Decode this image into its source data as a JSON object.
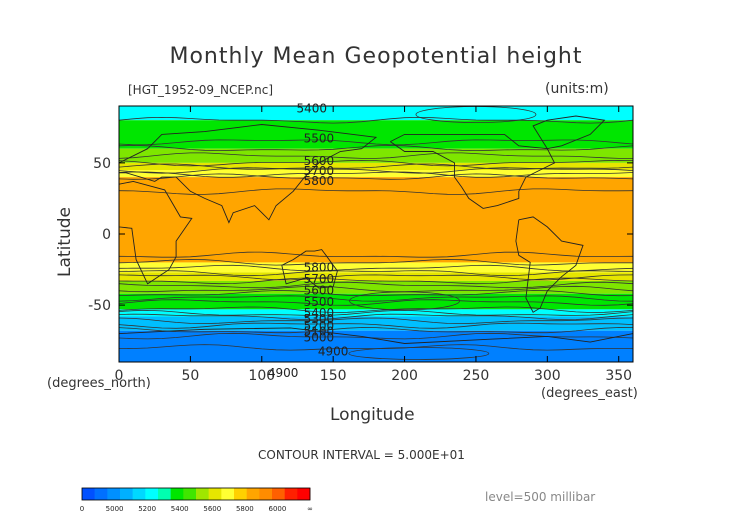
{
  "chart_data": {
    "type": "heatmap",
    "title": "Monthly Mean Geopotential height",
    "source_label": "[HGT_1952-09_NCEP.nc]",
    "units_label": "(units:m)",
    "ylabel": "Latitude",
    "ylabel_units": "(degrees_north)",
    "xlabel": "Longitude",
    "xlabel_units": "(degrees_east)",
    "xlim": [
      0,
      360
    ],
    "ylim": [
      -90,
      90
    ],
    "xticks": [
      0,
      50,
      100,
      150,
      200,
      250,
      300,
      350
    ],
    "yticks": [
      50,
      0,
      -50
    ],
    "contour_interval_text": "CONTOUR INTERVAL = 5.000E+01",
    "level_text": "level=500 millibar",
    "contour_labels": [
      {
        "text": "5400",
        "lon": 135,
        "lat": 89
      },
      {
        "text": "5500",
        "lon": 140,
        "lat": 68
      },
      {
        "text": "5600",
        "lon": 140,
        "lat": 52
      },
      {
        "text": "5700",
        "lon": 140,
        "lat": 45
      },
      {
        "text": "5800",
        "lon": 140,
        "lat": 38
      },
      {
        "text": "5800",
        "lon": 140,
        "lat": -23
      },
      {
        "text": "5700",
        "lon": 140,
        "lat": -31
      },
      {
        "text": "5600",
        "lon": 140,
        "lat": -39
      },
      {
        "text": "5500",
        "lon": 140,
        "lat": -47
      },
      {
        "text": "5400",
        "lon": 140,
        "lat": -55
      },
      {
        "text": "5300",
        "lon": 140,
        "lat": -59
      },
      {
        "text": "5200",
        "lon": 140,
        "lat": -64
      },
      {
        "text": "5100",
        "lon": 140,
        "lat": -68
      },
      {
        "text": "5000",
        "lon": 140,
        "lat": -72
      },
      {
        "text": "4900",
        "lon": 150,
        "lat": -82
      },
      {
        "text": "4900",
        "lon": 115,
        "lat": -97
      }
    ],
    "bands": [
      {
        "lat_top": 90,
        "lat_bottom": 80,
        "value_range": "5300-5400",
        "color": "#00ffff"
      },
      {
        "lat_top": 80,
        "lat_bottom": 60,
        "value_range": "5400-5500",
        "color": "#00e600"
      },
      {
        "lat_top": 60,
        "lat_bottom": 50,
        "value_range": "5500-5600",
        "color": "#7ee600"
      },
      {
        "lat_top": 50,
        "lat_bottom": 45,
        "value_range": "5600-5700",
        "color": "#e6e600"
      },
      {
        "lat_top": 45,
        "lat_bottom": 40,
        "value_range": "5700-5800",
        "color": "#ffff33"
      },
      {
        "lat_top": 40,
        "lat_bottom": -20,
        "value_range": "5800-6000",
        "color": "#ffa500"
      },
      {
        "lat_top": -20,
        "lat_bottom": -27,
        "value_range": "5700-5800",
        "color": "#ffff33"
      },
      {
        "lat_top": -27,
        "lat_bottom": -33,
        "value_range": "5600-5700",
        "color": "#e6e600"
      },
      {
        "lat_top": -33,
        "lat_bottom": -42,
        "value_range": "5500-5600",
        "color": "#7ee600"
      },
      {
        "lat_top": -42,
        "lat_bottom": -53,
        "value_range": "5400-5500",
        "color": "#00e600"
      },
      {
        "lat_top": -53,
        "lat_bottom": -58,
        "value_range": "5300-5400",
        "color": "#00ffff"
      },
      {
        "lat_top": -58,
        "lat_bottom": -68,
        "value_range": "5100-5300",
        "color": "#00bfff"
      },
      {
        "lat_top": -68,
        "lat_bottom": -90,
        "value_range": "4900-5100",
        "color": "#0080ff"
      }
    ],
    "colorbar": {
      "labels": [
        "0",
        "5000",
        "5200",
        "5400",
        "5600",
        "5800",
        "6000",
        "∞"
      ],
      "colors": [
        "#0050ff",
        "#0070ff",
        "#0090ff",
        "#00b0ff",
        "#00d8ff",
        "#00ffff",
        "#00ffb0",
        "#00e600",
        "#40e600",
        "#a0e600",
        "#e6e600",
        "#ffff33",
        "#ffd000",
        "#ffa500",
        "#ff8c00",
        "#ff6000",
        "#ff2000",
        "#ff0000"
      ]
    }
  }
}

::::::::

Your task is to retype all the entries exactly and leave out any pictures.

→ Task solution:
Decode this image into its source data as a JSON object.
{
  "chart_data": {
    "type": "heatmap",
    "title": "Monthly Mean Geopotential height",
    "source_label": "[HGT_1952-09_NCEP.nc]",
    "units_label": "(units:m)",
    "ylabel": "Latitude",
    "ylabel_units": "(degrees_north)",
    "xlabel": "Longitude",
    "xlabel_units": "(degrees_east)",
    "xlim": [
      0,
      360
    ],
    "ylim": [
      -90,
      90
    ],
    "xticks": [
      0,
      50,
      100,
      150,
      200,
      250,
      300,
      350
    ],
    "yticks": [
      50,
      0,
      -50
    ],
    "contour_interval_text": "CONTOUR INTERVAL = 5.000E+01",
    "level_text": "level=500 millibar",
    "contour_labels": [
      {
        "text": "5400",
        "lon": 135,
        "lat": 89
      },
      {
        "text": "5500",
        "lon": 140,
        "lat": 68
      },
      {
        "text": "5600",
        "lon": 140,
        "lat": 52
      },
      {
        "text": "5700",
        "lon": 140,
        "lat": 45
      },
      {
        "text": "5800",
        "lon": 140,
        "lat": 38
      },
      {
        "text": "5800",
        "lon": 140,
        "lat": -23
      },
      {
        "text": "5700",
        "lon": 140,
        "lat": -31
      },
      {
        "text": "5600",
        "lon": 140,
        "lat": -39
      },
      {
        "text": "5500",
        "lon": 140,
        "lat": -47
      },
      {
        "text": "5400",
        "lon": 140,
        "lat": -55
      },
      {
        "text": "5300",
        "lon": 140,
        "lat": -59
      },
      {
        "text": "5200",
        "lon": 140,
        "lat": -64
      },
      {
        "text": "5100",
        "lon": 140,
        "lat": -68
      },
      {
        "text": "5000",
        "lon": 140,
        "lat": -72
      },
      {
        "text": "4900",
        "lon": 150,
        "lat": -82
      },
      {
        "text": "4900",
        "lon": 115,
        "lat": -97
      }
    ],
    "bands": [
      {
        "lat_top": 90,
        "lat_bottom": 80,
        "value_range": "5300-5400",
        "color": "#00ffff"
      },
      {
        "lat_top": 80,
        "lat_bottom": 60,
        "value_range": "5400-5500",
        "color": "#00e600"
      },
      {
        "lat_top": 60,
        "lat_bottom": 50,
        "value_range": "5500-5600",
        "color": "#7ee600"
      },
      {
        "lat_top": 50,
        "lat_bottom": 45,
        "value_range": "5600-5700",
        "color": "#e6e600"
      },
      {
        "lat_top": 45,
        "lat_bottom": 40,
        "value_range": "5700-5800",
        "color": "#ffff33"
      },
      {
        "lat_top": 40,
        "lat_bottom": -20,
        "value_range": "5800-6000",
        "color": "#ffa500"
      },
      {
        "lat_top": -20,
        "lat_bottom": -27,
        "value_range": "5700-5800",
        "color": "#ffff33"
      },
      {
        "lat_top": -27,
        "lat_bottom": -33,
        "value_range": "5600-5700",
        "color": "#e6e600"
      },
      {
        "lat_top": -33,
        "lat_bottom": -42,
        "value_range": "5500-5600",
        "color": "#7ee600"
      },
      {
        "lat_top": -42,
        "lat_bottom": -53,
        "value_range": "5400-5500",
        "color": "#00e600"
      },
      {
        "lat_top": -53,
        "lat_bottom": -58,
        "value_range": "5300-5400",
        "color": "#00ffff"
      },
      {
        "lat_top": -58,
        "lat_bottom": -68,
        "value_range": "5100-5300",
        "color": "#00bfff"
      },
      {
        "lat_top": -68,
        "lat_bottom": -90,
        "value_range": "4900-5100",
        "color": "#0080ff"
      }
    ],
    "colorbar": {
      "labels": [
        "0",
        "5000",
        "5200",
        "5400",
        "5600",
        "5800",
        "6000",
        "∞"
      ],
      "colors": [
        "#0050ff",
        "#0070ff",
        "#0090ff",
        "#00b0ff",
        "#00d8ff",
        "#00ffff",
        "#00ffb0",
        "#00e600",
        "#40e600",
        "#a0e600",
        "#e6e600",
        "#ffff33",
        "#ffd000",
        "#ffa500",
        "#ff8c00",
        "#ff6000",
        "#ff2000",
        "#ff0000"
      ]
    }
  }
}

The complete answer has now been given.